─── Recorded information
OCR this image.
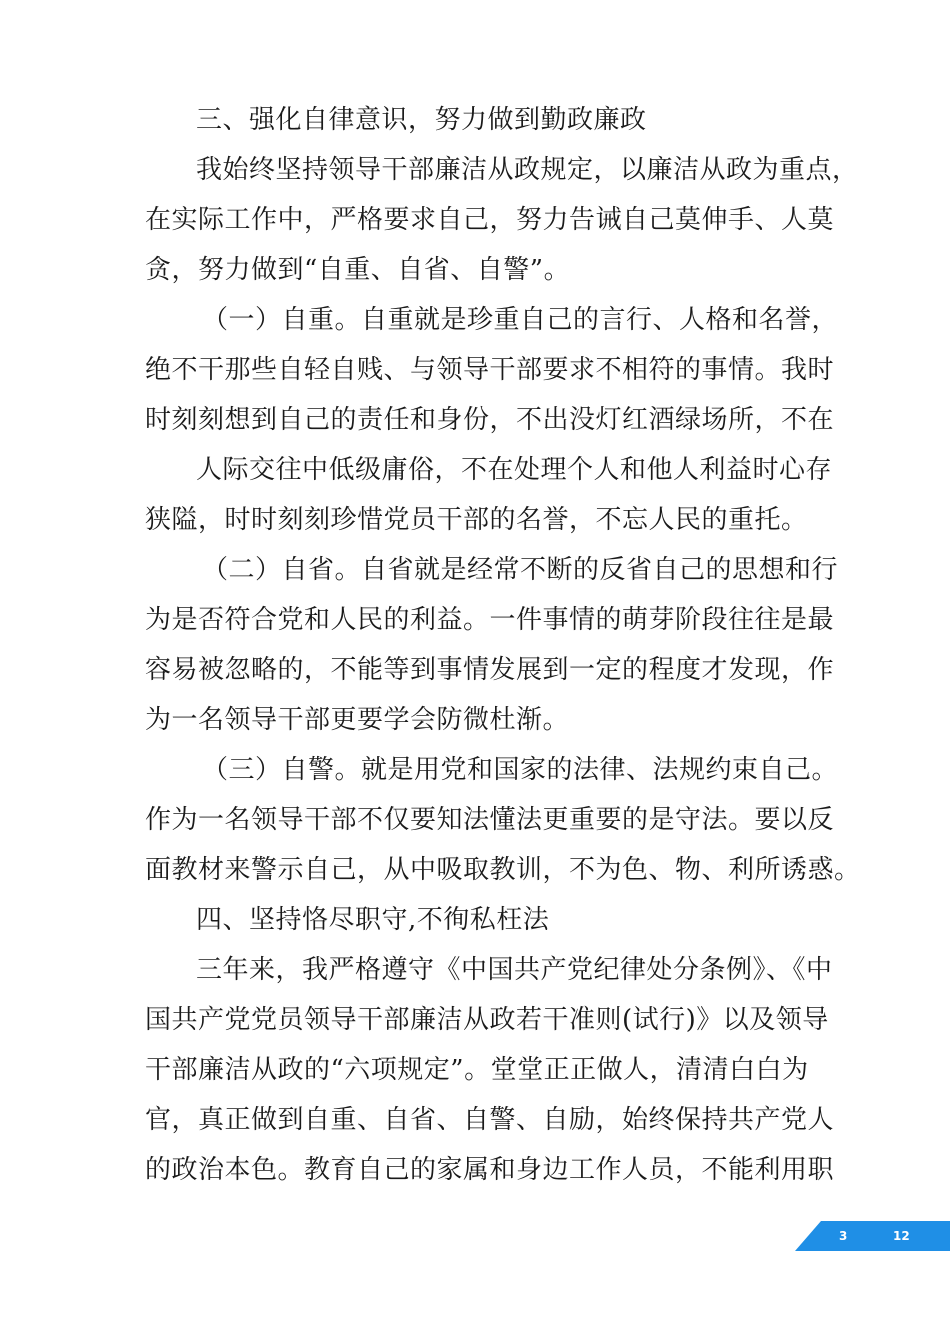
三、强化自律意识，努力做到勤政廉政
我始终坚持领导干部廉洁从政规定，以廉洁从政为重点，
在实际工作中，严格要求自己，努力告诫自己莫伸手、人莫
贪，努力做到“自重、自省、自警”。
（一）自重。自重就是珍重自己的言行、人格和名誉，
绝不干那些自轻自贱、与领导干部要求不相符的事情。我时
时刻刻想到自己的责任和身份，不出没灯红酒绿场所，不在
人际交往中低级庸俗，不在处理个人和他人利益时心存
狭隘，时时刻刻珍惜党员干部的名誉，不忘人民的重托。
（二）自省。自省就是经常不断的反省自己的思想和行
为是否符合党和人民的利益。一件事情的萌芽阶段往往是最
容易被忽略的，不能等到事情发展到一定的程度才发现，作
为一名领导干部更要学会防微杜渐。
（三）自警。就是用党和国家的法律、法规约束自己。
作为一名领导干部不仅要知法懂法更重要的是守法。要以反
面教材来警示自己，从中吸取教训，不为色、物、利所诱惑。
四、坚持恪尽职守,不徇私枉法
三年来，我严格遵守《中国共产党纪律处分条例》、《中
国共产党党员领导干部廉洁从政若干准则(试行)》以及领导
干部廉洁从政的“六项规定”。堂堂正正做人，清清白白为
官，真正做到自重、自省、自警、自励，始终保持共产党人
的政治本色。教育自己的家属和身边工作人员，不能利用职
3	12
──────
─── Recorded information
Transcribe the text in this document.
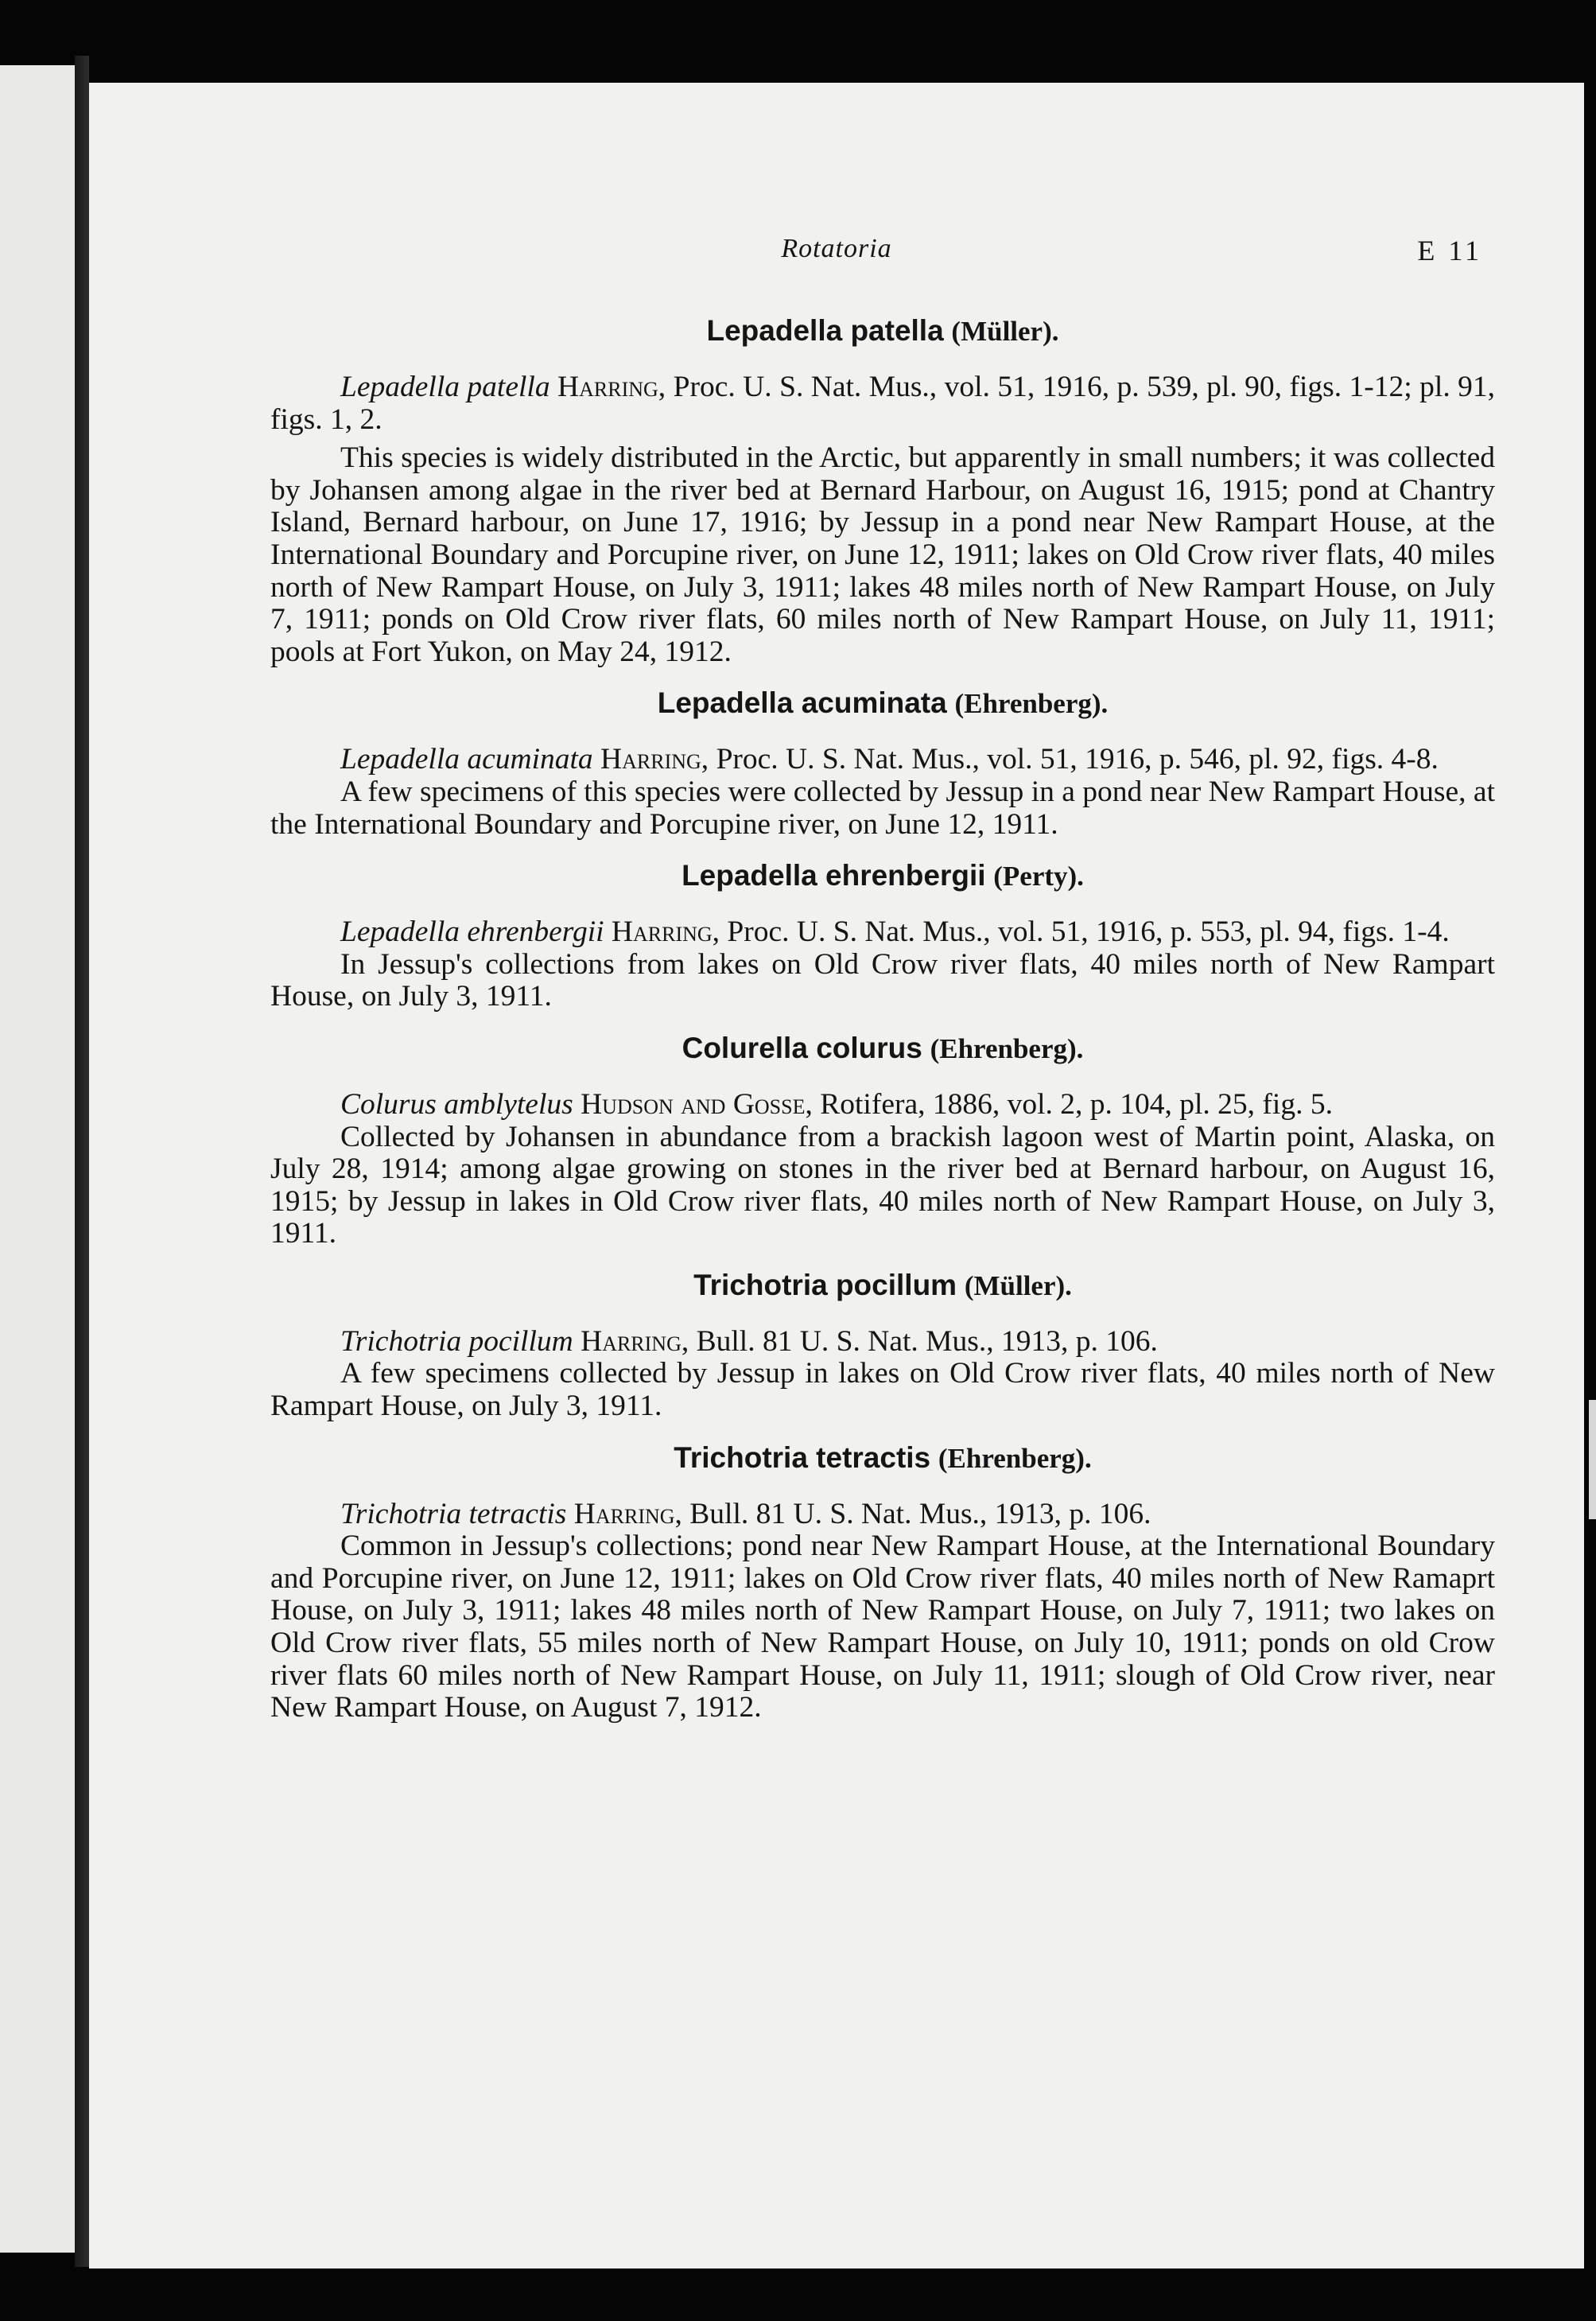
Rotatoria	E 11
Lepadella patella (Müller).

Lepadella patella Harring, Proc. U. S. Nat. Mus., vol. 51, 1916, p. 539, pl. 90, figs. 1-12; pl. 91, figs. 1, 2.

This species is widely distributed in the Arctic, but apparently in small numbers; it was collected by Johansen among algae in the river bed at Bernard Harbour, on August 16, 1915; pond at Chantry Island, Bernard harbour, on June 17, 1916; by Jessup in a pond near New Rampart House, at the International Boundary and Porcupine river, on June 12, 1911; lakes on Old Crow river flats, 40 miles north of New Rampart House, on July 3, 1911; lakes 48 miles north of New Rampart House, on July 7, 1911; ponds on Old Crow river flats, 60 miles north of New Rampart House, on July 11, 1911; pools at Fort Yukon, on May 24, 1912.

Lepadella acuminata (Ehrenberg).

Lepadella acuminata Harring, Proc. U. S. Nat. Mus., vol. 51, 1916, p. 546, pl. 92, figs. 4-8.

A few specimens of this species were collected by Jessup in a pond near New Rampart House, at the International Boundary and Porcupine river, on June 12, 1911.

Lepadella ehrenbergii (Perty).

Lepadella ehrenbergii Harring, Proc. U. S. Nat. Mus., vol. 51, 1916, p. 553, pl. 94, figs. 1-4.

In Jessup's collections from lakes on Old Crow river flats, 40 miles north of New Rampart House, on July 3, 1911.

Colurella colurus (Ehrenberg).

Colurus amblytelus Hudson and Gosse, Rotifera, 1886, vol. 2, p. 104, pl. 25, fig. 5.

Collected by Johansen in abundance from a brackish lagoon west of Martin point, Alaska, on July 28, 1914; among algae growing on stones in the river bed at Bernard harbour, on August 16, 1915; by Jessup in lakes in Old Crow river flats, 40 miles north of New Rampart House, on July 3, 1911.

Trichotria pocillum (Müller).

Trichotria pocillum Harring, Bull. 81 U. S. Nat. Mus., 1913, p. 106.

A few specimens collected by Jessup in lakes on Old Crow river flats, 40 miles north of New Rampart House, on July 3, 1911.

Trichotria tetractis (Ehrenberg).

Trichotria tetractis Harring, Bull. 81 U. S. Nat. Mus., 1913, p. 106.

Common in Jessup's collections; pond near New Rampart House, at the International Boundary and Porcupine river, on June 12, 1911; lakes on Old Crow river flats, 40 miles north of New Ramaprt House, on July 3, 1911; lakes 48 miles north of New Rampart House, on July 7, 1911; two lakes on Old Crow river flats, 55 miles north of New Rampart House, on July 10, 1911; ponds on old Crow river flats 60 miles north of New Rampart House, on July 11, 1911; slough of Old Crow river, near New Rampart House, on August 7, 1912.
──────
To be done: Search the entries for the word "Bull", then gather every line that has it.

The completed task:
Trichotria pocillum Harring, Bull. 81 U. S. Nat. Mus., 1913, p. 106.
Trichotria tetractis Harring, Bull. 81 U. S. Nat. Mus., 1913, p. 106.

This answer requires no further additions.